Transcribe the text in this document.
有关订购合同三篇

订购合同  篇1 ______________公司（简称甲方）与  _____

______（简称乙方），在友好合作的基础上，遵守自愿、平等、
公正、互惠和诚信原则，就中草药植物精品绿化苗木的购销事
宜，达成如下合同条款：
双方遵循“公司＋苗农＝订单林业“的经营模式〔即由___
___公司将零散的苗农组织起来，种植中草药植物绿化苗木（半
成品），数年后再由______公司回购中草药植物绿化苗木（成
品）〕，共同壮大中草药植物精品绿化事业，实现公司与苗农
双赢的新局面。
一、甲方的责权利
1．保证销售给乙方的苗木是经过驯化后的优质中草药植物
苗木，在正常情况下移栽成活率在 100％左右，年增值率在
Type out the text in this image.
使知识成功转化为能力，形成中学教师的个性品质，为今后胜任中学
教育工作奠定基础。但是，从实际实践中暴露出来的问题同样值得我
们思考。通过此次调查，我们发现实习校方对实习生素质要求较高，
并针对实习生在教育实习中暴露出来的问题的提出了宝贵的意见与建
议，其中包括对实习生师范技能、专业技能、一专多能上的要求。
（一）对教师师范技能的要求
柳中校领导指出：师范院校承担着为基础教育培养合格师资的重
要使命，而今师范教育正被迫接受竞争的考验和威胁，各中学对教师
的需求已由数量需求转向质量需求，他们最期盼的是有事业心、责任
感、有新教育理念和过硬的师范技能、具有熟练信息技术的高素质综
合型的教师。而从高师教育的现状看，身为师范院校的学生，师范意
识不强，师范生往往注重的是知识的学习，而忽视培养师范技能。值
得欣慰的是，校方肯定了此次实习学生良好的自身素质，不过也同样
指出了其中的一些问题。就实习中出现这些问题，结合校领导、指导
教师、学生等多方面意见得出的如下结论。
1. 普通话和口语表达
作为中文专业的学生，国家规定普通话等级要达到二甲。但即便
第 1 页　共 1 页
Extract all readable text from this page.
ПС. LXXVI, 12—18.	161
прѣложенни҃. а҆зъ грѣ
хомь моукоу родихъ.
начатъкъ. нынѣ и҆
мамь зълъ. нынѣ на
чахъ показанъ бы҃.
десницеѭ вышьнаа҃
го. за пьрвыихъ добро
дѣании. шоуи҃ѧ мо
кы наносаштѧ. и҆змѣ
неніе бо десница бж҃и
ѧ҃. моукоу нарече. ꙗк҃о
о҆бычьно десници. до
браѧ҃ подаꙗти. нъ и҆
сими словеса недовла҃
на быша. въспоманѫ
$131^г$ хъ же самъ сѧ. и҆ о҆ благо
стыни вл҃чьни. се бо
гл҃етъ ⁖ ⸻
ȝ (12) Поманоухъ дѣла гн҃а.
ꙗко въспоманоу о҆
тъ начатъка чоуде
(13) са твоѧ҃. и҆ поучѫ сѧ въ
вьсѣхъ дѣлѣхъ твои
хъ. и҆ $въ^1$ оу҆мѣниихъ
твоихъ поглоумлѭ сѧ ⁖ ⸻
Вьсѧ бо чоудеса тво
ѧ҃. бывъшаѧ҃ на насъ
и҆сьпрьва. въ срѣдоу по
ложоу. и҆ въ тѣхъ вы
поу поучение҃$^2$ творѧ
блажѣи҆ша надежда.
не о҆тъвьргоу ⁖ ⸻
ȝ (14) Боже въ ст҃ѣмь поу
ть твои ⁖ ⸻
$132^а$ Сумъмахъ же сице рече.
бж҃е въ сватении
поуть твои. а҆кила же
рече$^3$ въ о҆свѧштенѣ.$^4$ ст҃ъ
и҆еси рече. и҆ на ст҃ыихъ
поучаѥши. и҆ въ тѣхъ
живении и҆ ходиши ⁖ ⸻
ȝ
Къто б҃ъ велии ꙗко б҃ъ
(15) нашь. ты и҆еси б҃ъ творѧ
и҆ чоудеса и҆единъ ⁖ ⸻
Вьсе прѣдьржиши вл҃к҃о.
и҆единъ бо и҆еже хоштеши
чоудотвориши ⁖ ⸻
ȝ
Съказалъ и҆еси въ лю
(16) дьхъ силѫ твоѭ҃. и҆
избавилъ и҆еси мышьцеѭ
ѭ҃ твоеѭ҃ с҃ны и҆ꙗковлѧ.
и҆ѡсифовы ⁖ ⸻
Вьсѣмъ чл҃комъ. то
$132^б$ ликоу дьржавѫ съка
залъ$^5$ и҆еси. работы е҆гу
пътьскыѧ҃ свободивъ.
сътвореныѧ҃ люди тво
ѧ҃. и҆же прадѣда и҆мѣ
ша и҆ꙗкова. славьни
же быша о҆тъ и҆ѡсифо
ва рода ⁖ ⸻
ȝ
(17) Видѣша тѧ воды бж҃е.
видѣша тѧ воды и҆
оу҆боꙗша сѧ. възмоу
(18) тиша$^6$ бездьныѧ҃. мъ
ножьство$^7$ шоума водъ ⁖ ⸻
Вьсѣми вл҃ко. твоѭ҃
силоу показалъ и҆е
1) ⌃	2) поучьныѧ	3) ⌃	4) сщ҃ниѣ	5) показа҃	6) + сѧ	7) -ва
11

What to produce —
Retype the material in full. Each word must match.

Response below —
Transcribe the text in this document.
有关订购合同三篇

订购合同  篇1 ______________公司（简称甲方）与  _____

______（简称乙方），在友好合作的基础上，遵守自愿、平等、
公正、互惠和诚信原则，就中草药植物精品绿化苗木的购销事
宜，达成如下合同条款：
双方遵循“公司＋苗农＝订单林业“的经营模式〔即由___
___公司将零散的苗农组织起来，种植中草药植物绿化苗木（半
成品），数年后再由______公司回购中草药植物绿化苗木（成
品）〕，共同壮大中草药植物精品绿化事业，实现公司与苗农
双赢的新局面。
一、甲方的责权利
1．保证销售给乙方的苗木是经过驯化后的优质中草药植物
苗木，在正常情况下移栽成活率在 100％左右，年增值率在
Type out the text in this image.
使知识成功转化为能力，形成中学教师的个性品质，为今后胜任中学
教育工作奠定基础。但是，从实际实践中暴露出来的问题同样值得我
们思考。通过此次调查，我们发现实习校方对实习生素质要求较高，
并针对实习生在教育实习中暴露出来的问题的提出了宝贵的意见与建
议，其中包括对实习生师范技能、专业技能、一专多能上的要求。
（一）对教师师范技能的要求
柳中校领导指出：师范院校承担着为基础教育培养合格师资的重
要使命，而今师范教育正被迫接受竞争的考验和威胁，各中学对教师
的需求已由数量需求转向质量需求，他们最期盼的是有事业心、责任
感、有新教育理念和过硬的师范技能、具有熟练信息技术的高素质综
合型的教师。而从高师教育的现状看，身为师范院校的学生，师范意
识不强，师范生往往注重的是知识的学习，而忽视培养师范技能。值
得欣慰的是，校方肯定了此次实习学生良好的自身素质，不过也同样
指出了其中的一些问题。就实习中出现这些问题，结合校领导、指导
教师、学生等多方面意见得出的如下结论。
1. 普通话和口语表达
作为中文专业的学生，国家规定普通话等级要达到二甲。但即便
第 1 页　共 1 页
Extract all readable text from this page.
ПС. LXXVI, 12—18.	161
прѣложенни҃. а҆зъ грѣ
хомь моукоу родихъ.
начатъкъ. нынѣ и҆
мамь зълъ. нынѣ на
чахъ показанъ бы҃.
десницеѭ вышьнаа҃
го. за пьрвыихъ добро
дѣании. шоуи҃ѧ мо
кы наносаштѧ. и҆змѣ
неніе бо десница бж҃и
ѧ҃. моукоу нарече. ꙗк҃о
о҆бычьно десници. до
браѧ҃ подаꙗти. нъ и҆
сими словеса недовла҃
на быша. въспоманѫ
$131^г$ хъ же самъ сѧ. и҆ о҆ благо
стыни вл҃чьни. се бо
гл҃етъ ⁖ ⸻
ȝ (12) Поманоухъ дѣла гн҃а.
ꙗко въспоманоу о҆
тъ начатъка чоуде
(13) са твоѧ҃. и҆ поучѫ сѧ въ
вьсѣхъ дѣлѣхъ твои
хъ. и҆ $въ^1$ оу҆мѣниихъ
твоихъ поглоумлѭ сѧ ⁖ ⸻
Вьсѧ бо чоудеса тво
ѧ҃. бывъшаѧ҃ на насъ
и҆сьпрьва. въ срѣдоу по
ложоу. и҆ въ тѣхъ вы
поу поучение҃$^2$ творѧ
блажѣи҆ша надежда.
не о҆тъвьргоу ⁖ ⸻
ȝ (14) Боже въ ст҃ѣмь поу
ть твои ⁖ ⸻
$132^а$ Сумъмахъ же сице рече.
бж҃е въ сватении
поуть твои. а҆кила же
рече$^3$ въ о҆свѧштенѣ.$^4$ ст҃ъ
и҆еси рече. и҆ на ст҃ыихъ
поучаѥши. и҆ въ тѣхъ
живении и҆ ходиши ⁖ ⸻
ȝ
Къто б҃ъ велии ꙗко б҃ъ
(15) нашь. ты и҆еси б҃ъ творѧ
и҆ чоудеса и҆единъ ⁖ ⸻
Вьсе прѣдьржиши вл҃к҃о.
и҆единъ бо и҆еже хоштеши
чоудотвориши ⁖ ⸻
ȝ
Съказалъ и҆еси въ лю
(16) дьхъ силѫ твоѭ҃. и҆
избавилъ и҆еси мышьцеѭ
ѭ҃ твоеѭ҃ с҃ны и҆ꙗковлѧ.
и҆ѡсифовы ⁖ ⸻
Вьсѣмъ чл҃комъ. то
$132^б$ ликоу дьржавѫ съка
залъ$^5$ и҆еси. работы е҆гу
пътьскыѧ҃ свободивъ.
сътвореныѧ҃ люди тво
ѧ҃. и҆же прадѣда и҆мѣ
ша и҆ꙗкова. славьни
же быша о҆тъ и҆ѡсифо
ва рода ⁖ ⸻
ȝ
(17) Видѣша тѧ воды бж҃е.
видѣша тѧ воды и҆
оу҆боꙗша сѧ. възмоу
(18) тиша$^6$ бездьныѧ҃. мъ
ножьство$^7$ шоума водъ ⁖ ⸻
Вьсѣми вл҃ко. твоѭ҃
силоу показалъ и҆е
1) ⌃	2) поучьныѧ	3) ⌃	4) сщ҃ниѣ	5) показа҃	6) + сѧ	7) -ва
11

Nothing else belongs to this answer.